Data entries

**********

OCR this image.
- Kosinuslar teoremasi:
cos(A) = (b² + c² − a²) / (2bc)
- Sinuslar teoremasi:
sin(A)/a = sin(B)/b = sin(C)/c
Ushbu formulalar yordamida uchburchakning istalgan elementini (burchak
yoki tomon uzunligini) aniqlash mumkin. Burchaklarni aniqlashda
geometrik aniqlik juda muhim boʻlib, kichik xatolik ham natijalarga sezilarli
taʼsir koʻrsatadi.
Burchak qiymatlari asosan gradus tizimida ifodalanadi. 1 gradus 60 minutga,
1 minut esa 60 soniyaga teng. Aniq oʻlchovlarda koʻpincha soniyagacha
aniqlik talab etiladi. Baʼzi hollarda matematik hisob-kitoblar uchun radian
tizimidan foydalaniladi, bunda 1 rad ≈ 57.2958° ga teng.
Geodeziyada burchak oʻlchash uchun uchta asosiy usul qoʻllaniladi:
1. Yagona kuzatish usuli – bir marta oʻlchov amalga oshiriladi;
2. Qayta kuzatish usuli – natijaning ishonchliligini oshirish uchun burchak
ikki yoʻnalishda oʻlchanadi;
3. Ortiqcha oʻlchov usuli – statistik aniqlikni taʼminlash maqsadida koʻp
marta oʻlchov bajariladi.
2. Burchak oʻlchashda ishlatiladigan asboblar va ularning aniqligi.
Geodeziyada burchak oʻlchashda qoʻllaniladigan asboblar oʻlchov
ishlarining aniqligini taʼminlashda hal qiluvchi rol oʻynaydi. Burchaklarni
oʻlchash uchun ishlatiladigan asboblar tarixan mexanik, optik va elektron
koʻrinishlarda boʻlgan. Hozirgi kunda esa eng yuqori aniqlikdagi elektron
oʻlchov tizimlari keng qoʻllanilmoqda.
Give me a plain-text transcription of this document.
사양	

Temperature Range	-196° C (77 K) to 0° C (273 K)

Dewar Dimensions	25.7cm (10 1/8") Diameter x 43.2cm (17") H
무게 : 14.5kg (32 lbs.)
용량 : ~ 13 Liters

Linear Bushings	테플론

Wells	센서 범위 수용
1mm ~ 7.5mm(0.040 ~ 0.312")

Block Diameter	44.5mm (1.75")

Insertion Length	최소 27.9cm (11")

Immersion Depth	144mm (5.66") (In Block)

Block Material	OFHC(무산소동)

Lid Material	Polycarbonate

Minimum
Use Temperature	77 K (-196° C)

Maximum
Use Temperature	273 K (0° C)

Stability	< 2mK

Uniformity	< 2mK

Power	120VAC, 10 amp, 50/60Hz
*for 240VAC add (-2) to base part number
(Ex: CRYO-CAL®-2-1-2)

**********

> _EXERCISE INSTRUCTIONS_
Make an exact copy of the records.

> _TASK OUTPUT_
OCR this image.
- Kosinuslar teoremasi:
cos(A) = (b² + c² − a²) / (2bc)
- Sinuslar teoremasi:
sin(A)/a = sin(B)/b = sin(C)/c
Ushbu formulalar yordamida uchburchakning istalgan elementini (burchak
yoki tomon uzunligini) aniqlash mumkin. Burchaklarni aniqlashda
geometrik aniqlik juda muhim boʻlib, kichik xatolik ham natijalarga sezilarli
taʼsir koʻrsatadi.
Burchak qiymatlari asosan gradus tizimida ifodalanadi. 1 gradus 60 minutga,
1 minut esa 60 soniyaga teng. Aniq oʻlchovlarda koʻpincha soniyagacha
aniqlik talab etiladi. Baʼzi hollarda matematik hisob-kitoblar uchun radian
tizimidan foydalaniladi, bunda 1 rad ≈ 57.2958° ga teng.
Geodeziyada burchak oʻlchash uchun uchta asosiy usul qoʻllaniladi:
1. Yagona kuzatish usuli – bir marta oʻlchov amalga oshiriladi;
2. Qayta kuzatish usuli – natijaning ishonchliligini oshirish uchun burchak
ikki yoʻnalishda oʻlchanadi;
3. Ortiqcha oʻlchov usuli – statistik aniqlikni taʼminlash maqsadida koʻp
marta oʻlchov bajariladi.
2. Burchak oʻlchashda ishlatiladigan asboblar va ularning aniqligi.
Geodeziyada burchak oʻlchashda qoʻllaniladigan asboblar oʻlchov
ishlarining aniqligini taʼminlashda hal qiluvchi rol oʻynaydi. Burchaklarni
oʻlchash uchun ishlatiladigan asboblar tarixan mexanik, optik va elektron
koʻrinishlarda boʻlgan. Hozirgi kunda esa eng yuqori aniqlikdagi elektron
oʻlchov tizimlari keng qoʻllanilmoqda.
Give me a plain-text transcription of this document.
사양	

Temperature Range	-196° C (77 K) to 0° C (273 K)

Dewar Dimensions	25.7cm (10 1/8") Diameter x 43.2cm (17") H
무게 : 14.5kg (32 lbs.)
용량 : ~ 13 Liters

Linear Bushings	테플론

Wells	센서 범위 수용
1mm ~ 7.5mm(0.040 ~ 0.312")

Block Diameter	44.5mm (1.75")

Insertion Length	최소 27.9cm (11")

Immersion Depth	144mm (5.66") (In Block)

Block Material	OFHC(무산소동)

Lid Material	Polycarbonate

Minimum
Use Temperature	77 K (-196° C)

Maximum
Use Temperature	273 K (0° C)

Stability	< 2mK

Uniformity	< 2mK

Power	120VAC, 10 amp, 50/60Hz
*for 240VAC add (-2) to base part number
(Ex: CRYO-CAL®-2-1-2)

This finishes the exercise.